**WHAT YOU NEED TO DO**
Rewrite the data starting at the line containing "Patent image size: (791, 289)." and ending after the line containing "The adhered regions 54 is at (111, 96).", with "fragmentary" changed to "partial" and nothing else altered. Give only those lines.

**RECORDS FOR THE EXERCISE**
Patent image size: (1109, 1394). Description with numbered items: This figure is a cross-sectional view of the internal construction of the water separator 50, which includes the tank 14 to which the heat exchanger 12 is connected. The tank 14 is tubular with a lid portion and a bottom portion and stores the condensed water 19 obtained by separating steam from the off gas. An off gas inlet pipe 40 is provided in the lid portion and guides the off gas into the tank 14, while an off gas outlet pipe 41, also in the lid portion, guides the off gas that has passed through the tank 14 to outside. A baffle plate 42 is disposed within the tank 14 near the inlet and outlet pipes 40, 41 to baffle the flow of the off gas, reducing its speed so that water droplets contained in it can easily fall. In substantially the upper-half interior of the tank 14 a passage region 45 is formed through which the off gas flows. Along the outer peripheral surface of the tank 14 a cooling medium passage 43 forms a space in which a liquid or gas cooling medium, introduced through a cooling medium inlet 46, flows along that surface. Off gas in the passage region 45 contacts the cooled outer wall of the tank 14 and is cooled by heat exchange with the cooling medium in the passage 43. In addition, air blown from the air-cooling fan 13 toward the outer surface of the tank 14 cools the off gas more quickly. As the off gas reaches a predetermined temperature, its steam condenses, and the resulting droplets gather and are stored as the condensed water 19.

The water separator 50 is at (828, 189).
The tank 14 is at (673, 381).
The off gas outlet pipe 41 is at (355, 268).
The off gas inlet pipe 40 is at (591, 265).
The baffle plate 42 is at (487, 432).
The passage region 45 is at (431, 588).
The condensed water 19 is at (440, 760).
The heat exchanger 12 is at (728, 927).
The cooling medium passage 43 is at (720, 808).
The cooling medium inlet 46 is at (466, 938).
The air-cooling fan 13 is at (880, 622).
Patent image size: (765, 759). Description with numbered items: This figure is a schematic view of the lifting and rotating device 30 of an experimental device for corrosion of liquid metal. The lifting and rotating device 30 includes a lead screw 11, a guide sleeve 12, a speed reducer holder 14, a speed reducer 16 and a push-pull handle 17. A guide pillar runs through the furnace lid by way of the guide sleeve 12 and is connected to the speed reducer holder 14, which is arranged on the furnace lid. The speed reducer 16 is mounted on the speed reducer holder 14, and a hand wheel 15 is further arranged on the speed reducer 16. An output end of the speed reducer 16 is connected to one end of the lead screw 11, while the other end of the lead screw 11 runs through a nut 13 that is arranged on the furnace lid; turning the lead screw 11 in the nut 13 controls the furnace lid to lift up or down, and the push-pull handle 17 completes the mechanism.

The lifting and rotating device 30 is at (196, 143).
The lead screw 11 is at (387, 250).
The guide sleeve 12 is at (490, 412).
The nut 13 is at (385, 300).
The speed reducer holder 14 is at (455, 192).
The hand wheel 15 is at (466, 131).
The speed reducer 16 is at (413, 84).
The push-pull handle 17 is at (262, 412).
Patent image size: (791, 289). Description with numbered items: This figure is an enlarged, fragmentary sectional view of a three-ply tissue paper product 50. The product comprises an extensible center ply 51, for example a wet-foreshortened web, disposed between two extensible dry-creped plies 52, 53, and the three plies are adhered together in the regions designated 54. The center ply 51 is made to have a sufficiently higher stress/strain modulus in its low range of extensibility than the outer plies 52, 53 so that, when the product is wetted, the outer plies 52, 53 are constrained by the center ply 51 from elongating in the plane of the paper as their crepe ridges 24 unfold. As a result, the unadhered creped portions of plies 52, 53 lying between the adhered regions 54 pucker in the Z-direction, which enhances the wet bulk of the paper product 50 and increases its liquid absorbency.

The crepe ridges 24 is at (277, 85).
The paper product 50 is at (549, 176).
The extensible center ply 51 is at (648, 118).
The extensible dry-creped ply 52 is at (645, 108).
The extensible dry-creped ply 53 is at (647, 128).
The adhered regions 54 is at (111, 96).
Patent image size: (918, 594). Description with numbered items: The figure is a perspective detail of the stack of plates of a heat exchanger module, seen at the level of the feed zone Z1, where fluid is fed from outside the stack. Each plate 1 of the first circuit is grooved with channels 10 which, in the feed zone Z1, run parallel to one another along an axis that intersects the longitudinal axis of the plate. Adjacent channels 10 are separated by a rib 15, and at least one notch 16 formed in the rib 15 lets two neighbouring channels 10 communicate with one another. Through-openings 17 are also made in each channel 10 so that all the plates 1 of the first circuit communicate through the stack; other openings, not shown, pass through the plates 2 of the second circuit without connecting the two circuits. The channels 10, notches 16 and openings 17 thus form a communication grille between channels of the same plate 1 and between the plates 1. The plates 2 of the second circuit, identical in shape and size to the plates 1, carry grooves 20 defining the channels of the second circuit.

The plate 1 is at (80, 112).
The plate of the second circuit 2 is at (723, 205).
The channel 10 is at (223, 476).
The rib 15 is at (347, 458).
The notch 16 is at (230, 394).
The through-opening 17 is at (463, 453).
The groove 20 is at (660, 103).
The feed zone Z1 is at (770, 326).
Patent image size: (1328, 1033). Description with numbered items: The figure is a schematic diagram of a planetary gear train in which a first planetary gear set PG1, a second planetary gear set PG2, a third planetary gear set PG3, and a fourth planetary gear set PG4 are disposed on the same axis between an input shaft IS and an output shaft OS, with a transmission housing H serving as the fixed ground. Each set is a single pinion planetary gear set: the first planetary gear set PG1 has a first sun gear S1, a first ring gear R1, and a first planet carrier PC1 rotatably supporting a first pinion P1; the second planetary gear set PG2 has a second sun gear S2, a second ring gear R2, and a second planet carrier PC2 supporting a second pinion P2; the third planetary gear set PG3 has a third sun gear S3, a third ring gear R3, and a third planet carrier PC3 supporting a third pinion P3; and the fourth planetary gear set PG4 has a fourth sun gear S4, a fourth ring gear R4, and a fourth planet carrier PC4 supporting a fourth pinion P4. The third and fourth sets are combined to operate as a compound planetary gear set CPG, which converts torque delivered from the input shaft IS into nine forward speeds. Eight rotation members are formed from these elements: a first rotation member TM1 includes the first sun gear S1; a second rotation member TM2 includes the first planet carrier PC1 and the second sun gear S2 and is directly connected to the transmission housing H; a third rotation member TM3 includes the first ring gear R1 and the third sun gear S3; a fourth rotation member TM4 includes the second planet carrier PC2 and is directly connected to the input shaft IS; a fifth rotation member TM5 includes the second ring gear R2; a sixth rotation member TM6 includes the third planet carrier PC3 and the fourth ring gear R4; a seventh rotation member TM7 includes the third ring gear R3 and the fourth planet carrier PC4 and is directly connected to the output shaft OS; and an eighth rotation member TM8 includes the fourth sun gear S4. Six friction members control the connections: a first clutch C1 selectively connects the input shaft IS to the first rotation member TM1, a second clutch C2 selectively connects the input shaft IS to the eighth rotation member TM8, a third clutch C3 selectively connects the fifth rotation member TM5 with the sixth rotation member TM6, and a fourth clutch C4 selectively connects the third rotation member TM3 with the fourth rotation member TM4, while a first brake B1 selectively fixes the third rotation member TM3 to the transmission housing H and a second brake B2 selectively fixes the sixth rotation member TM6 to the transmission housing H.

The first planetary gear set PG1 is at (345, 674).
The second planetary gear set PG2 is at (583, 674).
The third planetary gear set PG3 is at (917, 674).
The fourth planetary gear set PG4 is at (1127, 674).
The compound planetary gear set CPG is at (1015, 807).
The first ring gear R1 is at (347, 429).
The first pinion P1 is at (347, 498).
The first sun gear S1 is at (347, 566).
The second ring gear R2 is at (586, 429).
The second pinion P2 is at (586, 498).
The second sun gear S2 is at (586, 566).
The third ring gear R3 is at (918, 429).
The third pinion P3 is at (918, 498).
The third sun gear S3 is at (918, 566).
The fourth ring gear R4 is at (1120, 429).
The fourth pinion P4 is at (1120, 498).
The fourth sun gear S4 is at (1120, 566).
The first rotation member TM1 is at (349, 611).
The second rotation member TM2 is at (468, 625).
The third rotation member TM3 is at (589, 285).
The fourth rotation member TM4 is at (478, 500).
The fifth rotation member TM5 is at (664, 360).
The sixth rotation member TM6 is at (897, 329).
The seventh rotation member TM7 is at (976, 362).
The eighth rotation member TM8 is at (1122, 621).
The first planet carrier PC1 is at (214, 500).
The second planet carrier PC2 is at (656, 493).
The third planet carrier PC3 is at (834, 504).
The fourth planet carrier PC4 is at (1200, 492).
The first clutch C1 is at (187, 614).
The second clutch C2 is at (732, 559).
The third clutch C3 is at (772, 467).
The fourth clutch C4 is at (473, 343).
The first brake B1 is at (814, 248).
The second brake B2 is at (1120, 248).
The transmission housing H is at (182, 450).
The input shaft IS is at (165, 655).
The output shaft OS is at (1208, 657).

**WRITTEN REPLY**
Patent image size: (791, 289). Description with numbered items: This figure is an enlarged, partial sectional view of a three-ply tissue paper product 50. The product comprises an extensible center ply 51, for example a wet-foreshortened web, disposed between two extensible dry-creped plies 52, 53, and the three plies are adhered together in the regions designated 54. The center ply 51 is made to have a sufficiently higher stress/strain modulus in its low range of extensibility than the outer plies 52, 53 so that, when the product is wetted, the outer plies 52, 53 are constrained by the center ply 51 from elongating in the plane of the paper as their crepe ridges 24 unfold. As a result, the unadhered creped portions of plies 52, 53 lying between the adhered regions 54 pucker in the Z-direction, which enhances the wet bulk of the paper product 50 and increases its liquid absorbency.

The crepe ridges 24 is at (277, 85).
The paper product 50 is at (549, 176).
The extensible center ply 51 is at (648, 118).
The extensible dry-creped ply 52 is at (645, 108).
The extensible dry-creped ply 53 is at (647, 128).
The adhered regions 54 is at (111, 96).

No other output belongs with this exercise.